Stored data:
--- BEGIN ---

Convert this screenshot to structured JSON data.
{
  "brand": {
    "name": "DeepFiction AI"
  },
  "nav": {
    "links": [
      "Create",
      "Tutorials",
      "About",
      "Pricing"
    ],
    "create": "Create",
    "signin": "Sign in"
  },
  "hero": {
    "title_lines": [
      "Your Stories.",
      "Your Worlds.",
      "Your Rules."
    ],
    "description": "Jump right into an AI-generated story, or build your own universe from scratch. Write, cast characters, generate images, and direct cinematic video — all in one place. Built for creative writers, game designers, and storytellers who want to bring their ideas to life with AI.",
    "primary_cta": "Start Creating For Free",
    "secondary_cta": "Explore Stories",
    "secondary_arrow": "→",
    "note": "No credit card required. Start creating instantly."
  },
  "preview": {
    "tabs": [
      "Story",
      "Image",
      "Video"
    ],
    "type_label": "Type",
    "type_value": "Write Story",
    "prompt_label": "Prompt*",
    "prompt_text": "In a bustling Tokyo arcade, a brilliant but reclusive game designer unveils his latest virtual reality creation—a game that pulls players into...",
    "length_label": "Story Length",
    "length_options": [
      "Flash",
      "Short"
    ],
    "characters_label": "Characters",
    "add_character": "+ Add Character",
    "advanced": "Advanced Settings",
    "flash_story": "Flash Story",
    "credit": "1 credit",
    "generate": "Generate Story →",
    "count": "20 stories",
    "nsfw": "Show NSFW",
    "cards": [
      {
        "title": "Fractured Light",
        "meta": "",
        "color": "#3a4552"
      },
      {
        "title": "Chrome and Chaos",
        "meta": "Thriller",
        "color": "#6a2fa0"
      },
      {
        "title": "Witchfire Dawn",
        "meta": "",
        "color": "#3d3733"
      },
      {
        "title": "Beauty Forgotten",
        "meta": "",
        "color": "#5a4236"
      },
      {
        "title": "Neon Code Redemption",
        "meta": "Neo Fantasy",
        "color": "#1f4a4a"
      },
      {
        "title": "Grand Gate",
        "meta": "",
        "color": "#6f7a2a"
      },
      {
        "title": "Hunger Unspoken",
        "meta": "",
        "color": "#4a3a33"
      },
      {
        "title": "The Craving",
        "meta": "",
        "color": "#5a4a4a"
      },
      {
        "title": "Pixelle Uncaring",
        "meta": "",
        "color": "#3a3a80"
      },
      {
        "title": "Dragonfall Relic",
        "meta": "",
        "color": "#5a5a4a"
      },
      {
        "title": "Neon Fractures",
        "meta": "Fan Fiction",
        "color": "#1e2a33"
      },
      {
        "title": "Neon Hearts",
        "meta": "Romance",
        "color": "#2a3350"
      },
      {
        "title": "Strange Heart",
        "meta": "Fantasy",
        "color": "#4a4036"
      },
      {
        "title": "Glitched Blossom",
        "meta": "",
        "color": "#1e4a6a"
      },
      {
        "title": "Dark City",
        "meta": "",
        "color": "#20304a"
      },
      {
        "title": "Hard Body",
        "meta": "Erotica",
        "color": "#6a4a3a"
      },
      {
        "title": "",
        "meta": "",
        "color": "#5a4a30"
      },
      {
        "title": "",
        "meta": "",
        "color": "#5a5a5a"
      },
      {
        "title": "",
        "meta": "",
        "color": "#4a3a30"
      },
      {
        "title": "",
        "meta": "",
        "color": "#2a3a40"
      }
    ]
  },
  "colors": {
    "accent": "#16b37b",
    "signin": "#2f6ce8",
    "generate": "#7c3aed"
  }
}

--- END ---

Goal of the exercise:
Give a word-for-word copy of the records.

Reply:
Convert this screenshot to structured JSON data.
{
  "brand": {
    "name": "DeepFiction AI"
  },
  "nav": {
    "links": [
      "Create",
      "Tutorials",
      "About",
      "Pricing"
    ],
    "create": "Create",
    "signin": "Sign in"
  },
  "hero": {
    "title_lines": [
      "Your Stories.",
      "Your Worlds.",
      "Your Rules."
    ],
    "description": "Jump right into an AI-generated story, or build your own universe from scratch. Write, cast characters, generate images, and direct cinematic video — all in one place. Built for creative writers, game designers, and storytellers who want to bring their ideas to life with AI.",
    "primary_cta": "Start Creating For Free",
    "secondary_cta": "Explore Stories",
    "secondary_arrow": "→",
    "note": "No credit card required. Start creating instantly."
  },
  "preview": {
    "tabs": [
      "Story",
      "Image",
      "Video"
    ],
    "type_label": "Type",
    "type_value": "Write Story",
    "prompt_label": "Prompt*",
    "prompt_text": "In a bustling Tokyo arcade, a brilliant but reclusive game designer unveils his latest virtual reality creation—a game that pulls players into...",
    "length_label": "Story Length",
    "length_options": [
      "Flash",
      "Short"
    ],
    "characters_label": "Characters",
    "add_character": "+ Add Character",
    "advanced": "Advanced Settings",
    "flash_story": "Flash Story",
    "credit": "1 credit",
    "generate": "Generate Story →",
    "count": "20 stories",
    "nsfw": "Show NSFW",
    "cards": [
      {
        "title": "Fractured Light",
        "meta": "",
        "color": "#3a4552"
      },
      {
        "title": "Chrome and Chaos",
        "meta": "Thriller",
        "color": "#6a2fa0"
      },
      {
        "title": "Witchfire Dawn",
        "meta": "",
        "color": "#3d3733"
      },
      {
        "title": "Beauty Forgotten",
        "meta": "",
        "color": "#5a4236"
      },
      {
        "title": "Neon Code Redemption",
        "meta": "Neo Fantasy",
        "color": "#1f4a4a"
      },
      {
        "title": "Grand Gate",
        "meta": "",
        "color": "#6f7a2a"
      },
      {
        "title": "Hunger Unspoken",
        "meta": "",
        "color": "#4a3a33"
      },
      {
        "title": "The Craving",
        "meta": "",
        "color": "#5a4a4a"
      },
      {
        "title": "Pixelle Uncaring",
        "meta": "",
        "color": "#3a3a80"
      },
      {
        "title": "Dragonfall Relic",
        "meta": "",
        "color": "#5a5a4a"
      },
      {
        "title": "Neon Fractures",
        "meta": "Fan Fiction",
        "color": "#1e2a33"
      },
      {
        "title": "Neon Hearts",
        "meta": "Romance",
        "color": "#2a3350"
      },
      {
        "title": "Strange Heart",
        "meta": "Fantasy",
        "color": "#4a4036"
      },
      {
        "title": "Glitched Blossom",
        "meta": "",
        "color": "#1e4a6a"
      },
      {
        "title": "Dark City",
        "meta": "",
        "color": "#20304a"
      },
      {
        "title": "Hard Body",
        "meta": "Erotica",
        "color": "#6a4a3a"
      },
      {
        "title": "",
        "meta": "",
        "color": "#5a4a30"
      },
      {
        "title": "",
        "meta": "",
        "color": "#5a5a5a"
      },
      {
        "title": "",
        "meta": "",
        "color": "#4a3a30"
      },
      {
        "title": "",
        "meta": "",
        "color": "#2a3a40"
      }
    ]
  },
  "colors": {
    "accent": "#16b37b",
    "signin": "#2f6ce8",
    "generate": "#7c3aed"
  }
}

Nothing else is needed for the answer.